◆ Entries from a dataset:
###

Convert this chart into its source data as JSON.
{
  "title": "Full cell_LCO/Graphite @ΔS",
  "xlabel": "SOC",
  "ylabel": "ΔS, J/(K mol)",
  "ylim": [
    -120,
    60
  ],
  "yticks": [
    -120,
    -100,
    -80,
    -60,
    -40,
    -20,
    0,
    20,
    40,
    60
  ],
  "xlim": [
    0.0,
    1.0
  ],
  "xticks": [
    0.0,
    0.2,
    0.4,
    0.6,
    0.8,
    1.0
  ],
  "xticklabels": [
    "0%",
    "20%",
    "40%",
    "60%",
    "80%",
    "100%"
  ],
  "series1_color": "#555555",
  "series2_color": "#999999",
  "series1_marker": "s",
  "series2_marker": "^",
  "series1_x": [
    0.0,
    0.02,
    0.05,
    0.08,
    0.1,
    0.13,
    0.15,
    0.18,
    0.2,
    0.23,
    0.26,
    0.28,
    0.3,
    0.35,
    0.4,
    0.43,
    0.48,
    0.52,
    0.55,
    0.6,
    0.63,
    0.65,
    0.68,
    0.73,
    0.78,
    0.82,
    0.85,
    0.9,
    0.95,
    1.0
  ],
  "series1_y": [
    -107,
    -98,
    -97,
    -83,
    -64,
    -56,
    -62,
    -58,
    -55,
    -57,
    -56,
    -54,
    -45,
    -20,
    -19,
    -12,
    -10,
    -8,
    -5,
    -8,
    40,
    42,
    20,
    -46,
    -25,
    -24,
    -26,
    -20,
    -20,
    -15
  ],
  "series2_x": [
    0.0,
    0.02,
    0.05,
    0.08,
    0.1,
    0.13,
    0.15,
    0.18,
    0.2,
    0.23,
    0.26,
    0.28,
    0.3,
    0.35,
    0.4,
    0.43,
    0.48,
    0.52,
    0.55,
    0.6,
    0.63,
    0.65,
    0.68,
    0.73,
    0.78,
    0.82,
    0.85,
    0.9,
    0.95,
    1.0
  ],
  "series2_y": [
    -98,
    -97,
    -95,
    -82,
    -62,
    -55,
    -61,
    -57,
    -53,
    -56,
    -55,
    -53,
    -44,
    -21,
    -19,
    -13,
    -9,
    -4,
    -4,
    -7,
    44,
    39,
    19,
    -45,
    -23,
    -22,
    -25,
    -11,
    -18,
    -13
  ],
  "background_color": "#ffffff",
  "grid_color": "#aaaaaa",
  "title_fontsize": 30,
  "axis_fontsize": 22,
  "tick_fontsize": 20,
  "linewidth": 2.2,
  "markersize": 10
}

###

◆ Aim: Repeat every line of the records above exactly.

◆ Exercise solution:
Convert this chart into its source data as JSON.
{
  "title": "Full cell_LCO/Graphite @ΔS",
  "xlabel": "SOC",
  "ylabel": "ΔS, J/(K mol)",
  "ylim": [
    -120,
    60
  ],
  "yticks": [
    -120,
    -100,
    -80,
    -60,
    -40,
    -20,
    0,
    20,
    40,
    60
  ],
  "xlim": [
    0.0,
    1.0
  ],
  "xticks": [
    0.0,
    0.2,
    0.4,
    0.6,
    0.8,
    1.0
  ],
  "xticklabels": [
    "0%",
    "20%",
    "40%",
    "60%",
    "80%",
    "100%"
  ],
  "series1_color": "#555555",
  "series2_color": "#999999",
  "series1_marker": "s",
  "series2_marker": "^",
  "series1_x": [
    0.0,
    0.02,
    0.05,
    0.08,
    0.1,
    0.13,
    0.15,
    0.18,
    0.2,
    0.23,
    0.26,
    0.28,
    0.3,
    0.35,
    0.4,
    0.43,
    0.48,
    0.52,
    0.55,
    0.6,
    0.63,
    0.65,
    0.68,
    0.73,
    0.78,
    0.82,
    0.85,
    0.9,
    0.95,
    1.0
  ],
  "series1_y": [
    -107,
    -98,
    -97,
    -83,
    -64,
    -56,
    -62,
    -58,
    -55,
    -57,
    -56,
    -54,
    -45,
    -20,
    -19,
    -12,
    -10,
    -8,
    -5,
    -8,
    40,
    42,
    20,
    -46,
    -25,
    -24,
    -26,
    -20,
    -20,
    -15
  ],
  "series2_x": [
    0.0,
    0.02,
    0.05,
    0.08,
    0.1,
    0.13,
    0.15,
    0.18,
    0.2,
    0.23,
    0.26,
    0.28,
    0.3,
    0.35,
    0.4,
    0.43,
    0.48,
    0.52,
    0.55,
    0.6,
    0.63,
    0.65,
    0.68,
    0.73,
    0.78,
    0.82,
    0.85,
    0.9,
    0.95,
    1.0
  ],
  "series2_y": [
    -98,
    -97,
    -95,
    -82,
    -62,
    -55,
    -61,
    -57,
    -53,
    -56,
    -55,
    -53,
    -44,
    -21,
    -19,
    -13,
    -9,
    -4,
    -4,
    -7,
    44,
    39,
    19,
    -45,
    -23,
    -22,
    -25,
    -11,
    -18,
    -13
  ],
  "background_color": "#ffffff",
  "grid_color": "#aaaaaa",
  "title_fontsize": 30,
  "axis_fontsize": 22,
  "tick_fontsize": 20,
  "linewidth": 2.2,
  "markersize": 10
}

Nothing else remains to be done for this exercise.